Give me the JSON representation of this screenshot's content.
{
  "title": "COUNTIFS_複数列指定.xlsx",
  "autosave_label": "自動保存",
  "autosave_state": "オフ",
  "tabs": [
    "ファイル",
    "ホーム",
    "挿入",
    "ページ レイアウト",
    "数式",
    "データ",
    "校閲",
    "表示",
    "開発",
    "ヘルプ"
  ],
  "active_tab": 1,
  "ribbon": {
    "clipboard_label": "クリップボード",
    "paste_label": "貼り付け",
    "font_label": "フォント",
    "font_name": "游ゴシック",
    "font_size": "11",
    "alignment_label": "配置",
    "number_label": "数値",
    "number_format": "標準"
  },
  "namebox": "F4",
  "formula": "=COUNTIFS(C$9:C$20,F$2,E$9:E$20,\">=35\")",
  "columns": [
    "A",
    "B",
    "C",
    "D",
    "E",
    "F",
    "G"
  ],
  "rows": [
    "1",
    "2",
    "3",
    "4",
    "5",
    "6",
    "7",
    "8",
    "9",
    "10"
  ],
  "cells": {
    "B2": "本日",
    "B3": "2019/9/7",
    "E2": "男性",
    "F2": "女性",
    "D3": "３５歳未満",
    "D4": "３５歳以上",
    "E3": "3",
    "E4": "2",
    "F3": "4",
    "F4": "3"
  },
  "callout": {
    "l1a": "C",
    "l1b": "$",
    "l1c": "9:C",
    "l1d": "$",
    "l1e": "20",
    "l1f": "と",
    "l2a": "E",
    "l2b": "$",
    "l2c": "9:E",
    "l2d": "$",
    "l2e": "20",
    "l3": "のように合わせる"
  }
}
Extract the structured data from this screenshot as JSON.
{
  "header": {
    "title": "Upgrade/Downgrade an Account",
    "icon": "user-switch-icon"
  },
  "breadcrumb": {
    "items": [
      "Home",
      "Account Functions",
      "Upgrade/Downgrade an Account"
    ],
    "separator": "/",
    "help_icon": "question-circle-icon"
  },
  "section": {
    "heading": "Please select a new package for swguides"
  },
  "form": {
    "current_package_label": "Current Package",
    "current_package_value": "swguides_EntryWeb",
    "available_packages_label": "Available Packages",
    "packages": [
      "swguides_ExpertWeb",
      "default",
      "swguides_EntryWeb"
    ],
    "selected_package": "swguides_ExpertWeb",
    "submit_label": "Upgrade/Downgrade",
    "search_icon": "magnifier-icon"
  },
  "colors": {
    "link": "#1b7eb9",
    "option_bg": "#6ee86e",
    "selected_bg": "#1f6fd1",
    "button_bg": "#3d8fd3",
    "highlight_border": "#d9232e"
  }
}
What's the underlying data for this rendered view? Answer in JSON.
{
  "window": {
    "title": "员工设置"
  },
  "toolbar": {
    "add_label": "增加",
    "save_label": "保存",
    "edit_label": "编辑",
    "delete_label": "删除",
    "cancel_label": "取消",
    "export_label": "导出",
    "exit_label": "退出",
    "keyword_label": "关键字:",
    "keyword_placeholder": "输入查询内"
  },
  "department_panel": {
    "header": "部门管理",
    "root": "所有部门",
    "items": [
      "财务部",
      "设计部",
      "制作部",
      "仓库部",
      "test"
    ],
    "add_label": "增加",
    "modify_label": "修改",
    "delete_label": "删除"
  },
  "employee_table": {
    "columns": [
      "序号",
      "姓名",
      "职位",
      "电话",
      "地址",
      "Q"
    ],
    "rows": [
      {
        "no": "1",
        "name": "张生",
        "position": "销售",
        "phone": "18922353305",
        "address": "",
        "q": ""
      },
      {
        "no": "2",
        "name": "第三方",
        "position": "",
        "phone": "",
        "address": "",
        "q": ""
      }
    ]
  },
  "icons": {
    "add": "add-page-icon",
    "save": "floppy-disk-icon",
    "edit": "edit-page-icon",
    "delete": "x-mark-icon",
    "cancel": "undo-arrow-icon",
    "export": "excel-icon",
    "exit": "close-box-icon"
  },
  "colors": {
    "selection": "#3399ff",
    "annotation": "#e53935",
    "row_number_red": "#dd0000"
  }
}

▶ DIRECTION
Write out every entry above, word for word.

▶ ANSWER TO THIS EXERCISE
Give me the JSON representation of this screenshot's content.
{
  "title": "COUNTIFS_複数列指定.xlsx",
  "autosave_label": "自動保存",
  "autosave_state": "オフ",
  "tabs": [
    "ファイル",
    "ホーム",
    "挿入",
    "ページ レイアウト",
    "数式",
    "データ",
    "校閲",
    "表示",
    "開発",
    "ヘルプ"
  ],
  "active_tab": 1,
  "ribbon": {
    "clipboard_label": "クリップボード",
    "paste_label": "貼り付け",
    "font_label": "フォント",
    "font_name": "游ゴシック",
    "font_size": "11",
    "alignment_label": "配置",
    "number_label": "数値",
    "number_format": "標準"
  },
  "namebox": "F4",
  "formula": "=COUNTIFS(C$9:C$20,F$2,E$9:E$20,\">=35\")",
  "columns": [
    "A",
    "B",
    "C",
    "D",
    "E",
    "F",
    "G"
  ],
  "rows": [
    "1",
    "2",
    "3",
    "4",
    "5",
    "6",
    "7",
    "8",
    "9",
    "10"
  ],
  "cells": {
    "B2": "本日",
    "B3": "2019/9/7",
    "E2": "男性",
    "F2": "女性",
    "D3": "３５歳未満",
    "D4": "３５歳以上",
    "E3": "3",
    "E4": "2",
    "F3": "4",
    "F4": "3"
  },
  "callout": {
    "l1a": "C",
    "l1b": "$",
    "l1c": "9:C",
    "l1d": "$",
    "l1e": "20",
    "l1f": "と",
    "l2a": "E",
    "l2b": "$",
    "l2c": "9:E",
    "l2d": "$",
    "l2e": "20",
    "l3": "のように合わせる"
  }
}
Extract the structured data from this screenshot as JSON.
{
  "header": {
    "title": "Upgrade/Downgrade an Account",
    "icon": "user-switch-icon"
  },
  "breadcrumb": {
    "items": [
      "Home",
      "Account Functions",
      "Upgrade/Downgrade an Account"
    ],
    "separator": "/",
    "help_icon": "question-circle-icon"
  },
  "section": {
    "heading": "Please select a new package for swguides"
  },
  "form": {
    "current_package_label": "Current Package",
    "current_package_value": "swguides_EntryWeb",
    "available_packages_label": "Available Packages",
    "packages": [
      "swguides_ExpertWeb",
      "default",
      "swguides_EntryWeb"
    ],
    "selected_package": "swguides_ExpertWeb",
    "submit_label": "Upgrade/Downgrade",
    "search_icon": "magnifier-icon"
  },
  "colors": {
    "link": "#1b7eb9",
    "option_bg": "#6ee86e",
    "selected_bg": "#1f6fd1",
    "button_bg": "#3d8fd3",
    "highlight_border": "#d9232e"
  }
}
What's the underlying data for this rendered view? Answer in JSON.
{
  "window": {
    "title": "员工设置"
  },
  "toolbar": {
    "add_label": "增加",
    "save_label": "保存",
    "edit_label": "编辑",
    "delete_label": "删除",
    "cancel_label": "取消",
    "export_label": "导出",
    "exit_label": "退出",
    "keyword_label": "关键字:",
    "keyword_placeholder": "输入查询内"
  },
  "department_panel": {
    "header": "部门管理",
    "root": "所有部门",
    "items": [
      "财务部",
      "设计部",
      "制作部",
      "仓库部",
      "test"
    ],
    "add_label": "增加",
    "modify_label": "修改",
    "delete_label": "删除"
  },
  "employee_table": {
    "columns": [
      "序号",
      "姓名",
      "职位",
      "电话",
      "地址",
      "Q"
    ],
    "rows": [
      {
        "no": "1",
        "name": "张生",
        "position": "销售",
        "phone": "18922353305",
        "address": "",
        "q": ""
      },
      {
        "no": "2",
        "name": "第三方",
        "position": "",
        "phone": "",
        "address": "",
        "q": ""
      }
    ]
  },
  "icons": {
    "add": "add-page-icon",
    "save": "floppy-disk-icon",
    "edit": "edit-page-icon",
    "delete": "x-mark-icon",
    "cancel": "undo-arrow-icon",
    "export": "excel-icon",
    "exit": "close-box-icon"
  },
  "colors": {
    "selection": "#3399ff",
    "annotation": "#e53935",
    "row_number_red": "#dd0000"
  }
}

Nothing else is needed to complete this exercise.